Passos e o seu governo têm consciência de que o Estado de bem-estar social e as suas políticas sociais, não são apenas uma “administração”, mas um modelo civilizacional. O seu objectivo é “custe o que custar”, demolir tal modelo e substituí-lo por outro.
O corte de 4.500 milhões de euros, proposto em orçamento de 2014, tendo como principais vitimas, os sectores da Educação, da Saúde e da Protecção Social, pilares do estado social, é o meio ardiloso que o governo engendrou para aniquilar de modo rápido e eficaz o que resta do estado social, depois de todos os cortes que nele têm sido infligidos ao longo destes dois últimos anos.
É uma tentativa de implantação de um novo projecto de reforma ideológica, económico e social. De uma verdadeira tentativa de golpe de estado. Um golpe de estado contra a cidadania, a democracia e os direitos democráticos e contra todas as conquistas sociais alcançadas com o 25 de Abril de 1974 consagradas na Constituição Portuguesa.
Os cortes retroactivos propostos são a demonstração do carácter golpista da actuação do governo e do seu desprezo pelo estado de direito.

Trabalho pedido >>
a. No excerto selecionado, qual é o valor do corte proposto no orçamento de 2014?
b. Extraia do excerto selecionado o trecho que começa nas palavras "O corte de 4.500" e termina depois das palavras "estado de direito.".
Baseie-se unicamente no excerto selecionado.

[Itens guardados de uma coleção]
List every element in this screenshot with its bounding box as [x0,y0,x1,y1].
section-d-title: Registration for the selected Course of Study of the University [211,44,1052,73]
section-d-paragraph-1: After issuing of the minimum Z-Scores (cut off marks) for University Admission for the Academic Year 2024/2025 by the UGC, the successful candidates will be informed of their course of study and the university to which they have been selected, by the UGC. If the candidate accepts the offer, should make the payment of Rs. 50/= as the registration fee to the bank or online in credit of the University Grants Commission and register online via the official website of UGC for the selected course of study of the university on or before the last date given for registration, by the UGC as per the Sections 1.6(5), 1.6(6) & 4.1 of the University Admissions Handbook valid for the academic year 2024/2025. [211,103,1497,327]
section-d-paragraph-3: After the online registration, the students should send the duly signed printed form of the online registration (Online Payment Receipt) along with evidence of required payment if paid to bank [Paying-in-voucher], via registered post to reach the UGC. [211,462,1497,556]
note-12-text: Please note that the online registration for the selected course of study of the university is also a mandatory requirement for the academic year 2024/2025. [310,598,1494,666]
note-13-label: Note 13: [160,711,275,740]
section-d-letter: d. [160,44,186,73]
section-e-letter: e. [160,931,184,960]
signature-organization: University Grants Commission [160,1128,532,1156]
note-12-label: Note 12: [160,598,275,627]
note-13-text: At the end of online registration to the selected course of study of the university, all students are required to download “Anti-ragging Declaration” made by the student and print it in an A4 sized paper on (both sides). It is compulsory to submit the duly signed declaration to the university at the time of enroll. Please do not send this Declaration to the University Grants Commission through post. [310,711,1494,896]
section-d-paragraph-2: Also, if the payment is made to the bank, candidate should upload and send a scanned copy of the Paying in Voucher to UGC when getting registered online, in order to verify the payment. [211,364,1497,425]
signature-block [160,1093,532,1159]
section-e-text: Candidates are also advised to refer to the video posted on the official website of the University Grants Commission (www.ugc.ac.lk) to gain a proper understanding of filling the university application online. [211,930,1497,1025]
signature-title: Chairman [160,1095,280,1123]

As respostas >>
a. 4.500 milhões de euros.

b.
O corte de 4.500 milhões de euros, proposto em orçamento de 2014, tendo como principais vitimas, os sectores da Educação, da Saúde e da Protecção Social, pilares do estado social, é o meio ardiloso que o governo engendrou para aniquilar de modo rápido e eficaz o que resta do estado social, depois de todos os cortes que nele têm sido infligidos ao longo destes dois últimos anos.
É uma tentativa de implantação de um novo projecto de reforma ideológica, económico e social. De uma verdadeira tentativa de golpe de estado. Um golpe de estado contra a cidadania, a democracia e os direitos democráticos e contra todas as conquistas sociais alcançadas com o 25 de Abril de 1974 consagradas na Constituição Portuguesa.
Os cortes retroactivos propostos são a demonstração do carácter golpista da actuação do governo e do seu desprezo pelo estado de direito.